### Available records ###

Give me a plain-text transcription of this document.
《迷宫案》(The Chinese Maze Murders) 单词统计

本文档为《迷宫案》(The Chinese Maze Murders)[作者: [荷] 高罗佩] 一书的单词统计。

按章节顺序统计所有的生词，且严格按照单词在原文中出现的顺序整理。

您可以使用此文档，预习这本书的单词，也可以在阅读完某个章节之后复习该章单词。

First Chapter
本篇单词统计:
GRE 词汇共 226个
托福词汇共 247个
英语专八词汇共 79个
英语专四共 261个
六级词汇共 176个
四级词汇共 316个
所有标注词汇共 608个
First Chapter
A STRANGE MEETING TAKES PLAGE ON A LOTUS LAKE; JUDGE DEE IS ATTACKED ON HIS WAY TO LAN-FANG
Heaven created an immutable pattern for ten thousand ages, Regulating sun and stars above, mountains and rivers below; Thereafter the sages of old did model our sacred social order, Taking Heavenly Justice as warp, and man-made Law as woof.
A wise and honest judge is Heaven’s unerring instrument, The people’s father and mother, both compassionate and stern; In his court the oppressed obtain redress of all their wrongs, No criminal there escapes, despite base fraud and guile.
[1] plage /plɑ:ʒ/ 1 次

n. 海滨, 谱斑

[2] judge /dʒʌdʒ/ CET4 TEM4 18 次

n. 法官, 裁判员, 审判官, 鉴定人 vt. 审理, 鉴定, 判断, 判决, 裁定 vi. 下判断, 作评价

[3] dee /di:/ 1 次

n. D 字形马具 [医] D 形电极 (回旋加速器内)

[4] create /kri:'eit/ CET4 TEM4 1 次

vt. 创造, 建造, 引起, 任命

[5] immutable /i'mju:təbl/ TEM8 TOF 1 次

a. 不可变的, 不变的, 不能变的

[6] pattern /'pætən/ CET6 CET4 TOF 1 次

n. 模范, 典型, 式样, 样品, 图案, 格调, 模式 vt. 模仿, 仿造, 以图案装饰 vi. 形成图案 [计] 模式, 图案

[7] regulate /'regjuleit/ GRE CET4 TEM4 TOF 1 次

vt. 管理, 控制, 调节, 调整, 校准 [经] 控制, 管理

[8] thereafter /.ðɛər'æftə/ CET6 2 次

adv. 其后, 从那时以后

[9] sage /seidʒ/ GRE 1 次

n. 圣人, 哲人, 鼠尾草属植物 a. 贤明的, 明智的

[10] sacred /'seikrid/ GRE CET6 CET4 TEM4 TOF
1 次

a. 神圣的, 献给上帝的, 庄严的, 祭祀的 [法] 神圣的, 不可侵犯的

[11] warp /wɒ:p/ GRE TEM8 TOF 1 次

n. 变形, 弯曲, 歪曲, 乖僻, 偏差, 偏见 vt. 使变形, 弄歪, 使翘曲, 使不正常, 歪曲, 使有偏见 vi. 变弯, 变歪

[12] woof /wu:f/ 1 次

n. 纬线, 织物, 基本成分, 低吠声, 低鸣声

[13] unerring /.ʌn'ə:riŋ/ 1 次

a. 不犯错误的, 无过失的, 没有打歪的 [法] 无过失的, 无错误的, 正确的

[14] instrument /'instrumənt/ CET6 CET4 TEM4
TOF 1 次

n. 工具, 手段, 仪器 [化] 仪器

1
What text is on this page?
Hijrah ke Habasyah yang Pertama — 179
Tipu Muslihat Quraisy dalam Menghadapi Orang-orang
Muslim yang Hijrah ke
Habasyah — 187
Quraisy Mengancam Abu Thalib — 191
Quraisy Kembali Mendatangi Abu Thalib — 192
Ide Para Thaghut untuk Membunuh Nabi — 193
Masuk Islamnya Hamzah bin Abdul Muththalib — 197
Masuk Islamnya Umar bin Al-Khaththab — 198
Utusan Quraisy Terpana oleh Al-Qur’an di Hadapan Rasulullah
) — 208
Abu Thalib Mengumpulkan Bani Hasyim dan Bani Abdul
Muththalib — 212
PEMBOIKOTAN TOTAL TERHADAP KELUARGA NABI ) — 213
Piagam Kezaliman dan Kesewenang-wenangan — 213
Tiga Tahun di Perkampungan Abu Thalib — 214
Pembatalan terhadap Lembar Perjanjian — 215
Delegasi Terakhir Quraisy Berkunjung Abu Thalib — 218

###

▶ _What to produce_: Set down all of the data above, word for word.

▶ _Final result_:
Give me a plain-text transcription of this document.
《迷宫案》(The Chinese Maze Murders) 单词统计

本文档为《迷宫案》(The Chinese Maze Murders)[作者: [荷] 高罗佩] 一书的单词统计。

按章节顺序统计所有的生词，且严格按照单词在原文中出现的顺序整理。

您可以使用此文档，预习这本书的单词，也可以在阅读完某个章节之后复习该章单词。

First Chapter
本篇单词统计:
GRE 词汇共 226个
托福词汇共 247个
英语专八词汇共 79个
英语专四共 261个
六级词汇共 176个
四级词汇共 316个
所有标注词汇共 608个
First Chapter
A STRANGE MEETING TAKES PLAGE ON A LOTUS LAKE; JUDGE DEE IS ATTACKED ON HIS WAY TO LAN-FANG
Heaven created an immutable pattern for ten thousand ages, Regulating sun and stars above, mountains and rivers below; Thereafter the sages of old did model our sacred social order, Taking Heavenly Justice as warp, and man-made Law as woof.
A wise and honest judge is Heaven’s unerring instrument, The people’s father and mother, both compassionate and stern; In his court the oppressed obtain redress of all their wrongs, No criminal there escapes, despite base fraud and guile.
[1] plage /plɑ:ʒ/ 1 次

n. 海滨, 谱斑

[2] judge /dʒʌdʒ/ CET4 TEM4 18 次

n. 法官, 裁判员, 审判官, 鉴定人 vt. 审理, 鉴定, 判断, 判决, 裁定 vi. 下判断, 作评价

[3] dee /di:/ 1 次

n. D 字形马具 [医] D 形电极 (回旋加速器内)

[4] create /kri:'eit/ CET4 TEM4 1 次

vt. 创造, 建造, 引起, 任命

[5] immutable /i'mju:təbl/ TEM8 TOF 1 次

a. 不可变的, 不变的, 不能变的

[6] pattern /'pætən/ CET6 CET4 TOF 1 次

n. 模范, 典型, 式样, 样品, 图案, 格调, 模式 vt. 模仿, 仿造, 以图案装饰 vi. 形成图案 [计] 模式, 图案

[7] regulate /'regjuleit/ GRE CET4 TEM4 TOF 1 次

vt. 管理, 控制, 调节, 调整, 校准 [经] 控制, 管理

[8] thereafter /.ðɛər'æftə/ CET6 2 次

adv. 其后, 从那时以后

[9] sage /seidʒ/ GRE 1 次

n. 圣人, 哲人, 鼠尾草属植物 a. 贤明的, 明智的

[10] sacred /'seikrid/ GRE CET6 CET4 TEM4 TOF
1 次

a. 神圣的, 献给上帝的, 庄严的, 祭祀的 [法] 神圣的, 不可侵犯的

[11] warp /wɒ:p/ GRE TEM8 TOF 1 次

n. 变形, 弯曲, 歪曲, 乖僻, 偏差, 偏见 vt. 使变形, 弄歪, 使翘曲, 使不正常, 歪曲, 使有偏见 vi. 变弯, 变歪

[12] woof /wu:f/ 1 次

n. 纬线, 织物, 基本成分, 低吠声, 低鸣声

[13] unerring /.ʌn'ə:riŋ/ 1 次

a. 不犯错误的, 无过失的, 没有打歪的 [法] 无过失的, 无错误的, 正确的

[14] instrument /'instrumənt/ CET6 CET4 TEM4
TOF 1 次

n. 工具, 手段, 仪器 [化] 仪器

1
What text is on this page?
Hijrah ke Habasyah yang Pertama — 179
Tipu Muslihat Quraisy dalam Menghadapi Orang-orang
Muslim yang Hijrah ke
Habasyah — 187
Quraisy Mengancam Abu Thalib — 191
Quraisy Kembali Mendatangi Abu Thalib — 192
Ide Para Thaghut untuk Membunuh Nabi — 193
Masuk Islamnya Hamzah bin Abdul Muththalib — 197
Masuk Islamnya Umar bin Al-Khaththab — 198
Utusan Quraisy Terpana oleh Al-Qur’an di Hadapan Rasulullah
) — 208
Abu Thalib Mengumpulkan Bani Hasyim dan Bani Abdul
Muththalib — 212
PEMBOIKOTAN TOTAL TERHADAP KELUARGA NABI ) — 213
Piagam Kezaliman dan Kesewenang-wenangan — 213
Tiga Tahun di Perkampungan Abu Thalib — 214
Pembatalan terhadap Lembar Perjanjian — 215
Delegasi Terakhir Quraisy Berkunjung Abu Thalib — 218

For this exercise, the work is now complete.